### Set exercise
Write out the whole listing again, exactly as given.

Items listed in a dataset
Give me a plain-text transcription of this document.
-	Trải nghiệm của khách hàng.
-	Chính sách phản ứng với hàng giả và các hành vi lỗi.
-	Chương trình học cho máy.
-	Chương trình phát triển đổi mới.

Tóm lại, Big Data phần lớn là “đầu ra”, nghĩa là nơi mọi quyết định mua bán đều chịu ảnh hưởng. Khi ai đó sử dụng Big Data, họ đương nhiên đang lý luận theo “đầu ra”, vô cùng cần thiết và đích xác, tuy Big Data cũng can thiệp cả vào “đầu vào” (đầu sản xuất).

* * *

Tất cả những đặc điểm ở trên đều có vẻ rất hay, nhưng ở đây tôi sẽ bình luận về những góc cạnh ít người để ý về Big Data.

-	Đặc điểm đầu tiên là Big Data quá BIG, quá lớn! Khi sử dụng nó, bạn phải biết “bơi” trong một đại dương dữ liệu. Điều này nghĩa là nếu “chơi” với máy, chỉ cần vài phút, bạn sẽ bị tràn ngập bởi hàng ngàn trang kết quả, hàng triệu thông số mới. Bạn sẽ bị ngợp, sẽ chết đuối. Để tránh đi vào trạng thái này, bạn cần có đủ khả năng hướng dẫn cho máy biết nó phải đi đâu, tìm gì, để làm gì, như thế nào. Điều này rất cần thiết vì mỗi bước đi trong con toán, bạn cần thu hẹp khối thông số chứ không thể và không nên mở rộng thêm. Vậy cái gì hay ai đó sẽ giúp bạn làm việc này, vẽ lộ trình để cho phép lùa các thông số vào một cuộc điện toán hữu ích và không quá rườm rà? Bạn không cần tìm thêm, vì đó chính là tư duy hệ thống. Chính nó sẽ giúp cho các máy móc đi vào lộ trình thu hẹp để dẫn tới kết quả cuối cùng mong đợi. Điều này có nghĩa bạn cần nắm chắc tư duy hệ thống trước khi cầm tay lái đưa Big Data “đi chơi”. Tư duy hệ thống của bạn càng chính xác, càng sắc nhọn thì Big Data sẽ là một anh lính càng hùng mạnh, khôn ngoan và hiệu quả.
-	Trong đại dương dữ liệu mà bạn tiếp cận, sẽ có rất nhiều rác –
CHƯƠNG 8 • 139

### Exercise answer
Give me a plain-text transcription of this document.
-	Trải nghiệm của khách hàng.
-	Chính sách phản ứng với hàng giả và các hành vi lỗi.
-	Chương trình học cho máy.
-	Chương trình phát triển đổi mới.

Tóm lại, Big Data phần lớn là “đầu ra”, nghĩa là nơi mọi quyết định mua bán đều chịu ảnh hưởng. Khi ai đó sử dụng Big Data, họ đương nhiên đang lý luận theo “đầu ra”, vô cùng cần thiết và đích xác, tuy Big Data cũng can thiệp cả vào “đầu vào” (đầu sản xuất).

* * *

Tất cả những đặc điểm ở trên đều có vẻ rất hay, nhưng ở đây tôi sẽ bình luận về những góc cạnh ít người để ý về Big Data.

-	Đặc điểm đầu tiên là Big Data quá BIG, quá lớn! Khi sử dụng nó, bạn phải biết “bơi” trong một đại dương dữ liệu. Điều này nghĩa là nếu “chơi” với máy, chỉ cần vài phút, bạn sẽ bị tràn ngập bởi hàng ngàn trang kết quả, hàng triệu thông số mới. Bạn sẽ bị ngợp, sẽ chết đuối. Để tránh đi vào trạng thái này, bạn cần có đủ khả năng hướng dẫn cho máy biết nó phải đi đâu, tìm gì, để làm gì, như thế nào. Điều này rất cần thiết vì mỗi bước đi trong con toán, bạn cần thu hẹp khối thông số chứ không thể và không nên mở rộng thêm. Vậy cái gì hay ai đó sẽ giúp bạn làm việc này, vẽ lộ trình để cho phép lùa các thông số vào một cuộc điện toán hữu ích và không quá rườm rà? Bạn không cần tìm thêm, vì đó chính là tư duy hệ thống. Chính nó sẽ giúp cho các máy móc đi vào lộ trình thu hẹp để dẫn tới kết quả cuối cùng mong đợi. Điều này có nghĩa bạn cần nắm chắc tư duy hệ thống trước khi cầm tay lái đưa Big Data “đi chơi”. Tư duy hệ thống của bạn càng chính xác, càng sắc nhọn thì Big Data sẽ là một anh lính càng hùng mạnh, khôn ngoan và hiệu quả.
-	Trong đại dương dữ liệu mà bạn tiếp cận, sẽ có rất nhiều rác –
CHƯƠNG 8 • 139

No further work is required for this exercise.